──────── EXCERPTED RECORDS

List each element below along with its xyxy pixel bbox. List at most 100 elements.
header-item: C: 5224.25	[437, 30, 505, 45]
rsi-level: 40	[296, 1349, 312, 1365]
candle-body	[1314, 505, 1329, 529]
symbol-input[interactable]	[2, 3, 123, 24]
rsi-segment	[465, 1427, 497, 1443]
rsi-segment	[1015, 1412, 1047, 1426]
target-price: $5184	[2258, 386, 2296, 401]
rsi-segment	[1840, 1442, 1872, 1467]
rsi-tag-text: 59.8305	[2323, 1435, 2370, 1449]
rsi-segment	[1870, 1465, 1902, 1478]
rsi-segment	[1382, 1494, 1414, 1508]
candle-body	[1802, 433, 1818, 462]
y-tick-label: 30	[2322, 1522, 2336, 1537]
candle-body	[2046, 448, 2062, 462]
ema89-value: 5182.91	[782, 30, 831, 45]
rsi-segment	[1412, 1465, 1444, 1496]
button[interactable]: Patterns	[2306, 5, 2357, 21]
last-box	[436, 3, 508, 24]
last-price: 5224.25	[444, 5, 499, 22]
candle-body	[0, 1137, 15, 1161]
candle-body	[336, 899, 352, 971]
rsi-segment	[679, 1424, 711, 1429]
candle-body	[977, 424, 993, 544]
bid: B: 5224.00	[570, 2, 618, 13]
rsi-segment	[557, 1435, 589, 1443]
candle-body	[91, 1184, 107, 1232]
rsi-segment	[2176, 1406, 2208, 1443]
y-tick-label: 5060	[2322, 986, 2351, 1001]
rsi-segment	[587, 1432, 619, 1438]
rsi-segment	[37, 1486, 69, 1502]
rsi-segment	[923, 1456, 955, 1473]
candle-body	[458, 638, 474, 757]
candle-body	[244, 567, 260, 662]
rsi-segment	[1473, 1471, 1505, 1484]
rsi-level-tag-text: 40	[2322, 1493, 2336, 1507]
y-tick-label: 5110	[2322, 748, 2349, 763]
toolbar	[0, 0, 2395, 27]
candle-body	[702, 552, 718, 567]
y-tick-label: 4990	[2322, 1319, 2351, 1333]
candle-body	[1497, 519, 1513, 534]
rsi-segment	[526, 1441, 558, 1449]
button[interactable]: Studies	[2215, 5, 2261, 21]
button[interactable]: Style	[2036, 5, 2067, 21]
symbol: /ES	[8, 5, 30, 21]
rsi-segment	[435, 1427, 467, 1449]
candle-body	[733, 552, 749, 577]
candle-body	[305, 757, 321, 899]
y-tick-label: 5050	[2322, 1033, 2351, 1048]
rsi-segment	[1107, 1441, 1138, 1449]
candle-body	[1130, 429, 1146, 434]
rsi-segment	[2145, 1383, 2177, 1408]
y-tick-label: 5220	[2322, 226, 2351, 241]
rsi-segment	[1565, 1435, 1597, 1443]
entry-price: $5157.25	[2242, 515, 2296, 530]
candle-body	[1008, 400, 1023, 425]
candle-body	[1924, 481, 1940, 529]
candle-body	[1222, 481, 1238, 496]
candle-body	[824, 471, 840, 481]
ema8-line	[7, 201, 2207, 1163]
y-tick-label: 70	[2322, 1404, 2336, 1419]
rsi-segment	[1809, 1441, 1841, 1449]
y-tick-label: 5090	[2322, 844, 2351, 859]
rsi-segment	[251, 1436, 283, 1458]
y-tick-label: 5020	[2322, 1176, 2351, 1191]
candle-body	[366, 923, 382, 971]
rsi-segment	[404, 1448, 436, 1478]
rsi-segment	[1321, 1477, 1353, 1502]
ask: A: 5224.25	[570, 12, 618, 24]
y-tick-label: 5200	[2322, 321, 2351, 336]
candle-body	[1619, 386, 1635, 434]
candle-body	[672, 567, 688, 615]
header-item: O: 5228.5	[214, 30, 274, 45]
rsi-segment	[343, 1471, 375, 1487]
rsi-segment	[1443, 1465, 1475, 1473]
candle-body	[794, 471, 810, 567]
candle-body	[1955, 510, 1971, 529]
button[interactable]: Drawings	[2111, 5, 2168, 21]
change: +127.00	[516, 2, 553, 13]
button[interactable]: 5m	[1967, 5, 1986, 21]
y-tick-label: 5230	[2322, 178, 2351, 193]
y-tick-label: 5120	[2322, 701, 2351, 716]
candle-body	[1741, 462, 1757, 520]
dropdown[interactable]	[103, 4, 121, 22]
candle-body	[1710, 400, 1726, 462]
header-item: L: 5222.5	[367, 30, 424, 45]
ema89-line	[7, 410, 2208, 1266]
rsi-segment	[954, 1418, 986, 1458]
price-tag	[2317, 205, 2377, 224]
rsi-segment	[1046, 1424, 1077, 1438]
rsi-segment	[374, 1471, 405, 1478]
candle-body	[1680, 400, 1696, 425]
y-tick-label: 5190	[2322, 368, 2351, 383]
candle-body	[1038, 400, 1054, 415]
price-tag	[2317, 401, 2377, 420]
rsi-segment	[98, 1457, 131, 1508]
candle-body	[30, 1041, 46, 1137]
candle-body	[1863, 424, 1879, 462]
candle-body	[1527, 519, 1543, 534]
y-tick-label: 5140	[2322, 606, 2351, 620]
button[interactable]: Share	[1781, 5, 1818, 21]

────────────────

Repeat the listing above word for word, from its first line through the line containing "1465, 1902, 1478]".

List each element below along with its xyxy pixel bbox. List at most 100 elements.
header-item: C: 5224.25	[437, 30, 505, 45]
rsi-level: 40	[296, 1349, 312, 1365]
candle-body	[1314, 505, 1329, 529]
symbol-input[interactable]	[2, 3, 123, 24]
rsi-segment	[465, 1427, 497, 1443]
rsi-segment	[1015, 1412, 1047, 1426]
target-price: $5184	[2258, 386, 2296, 401]
rsi-segment	[1840, 1442, 1872, 1467]
rsi-tag-text: 59.8305	[2323, 1435, 2370, 1449]
rsi-segment	[1870, 1465, 1902, 1478]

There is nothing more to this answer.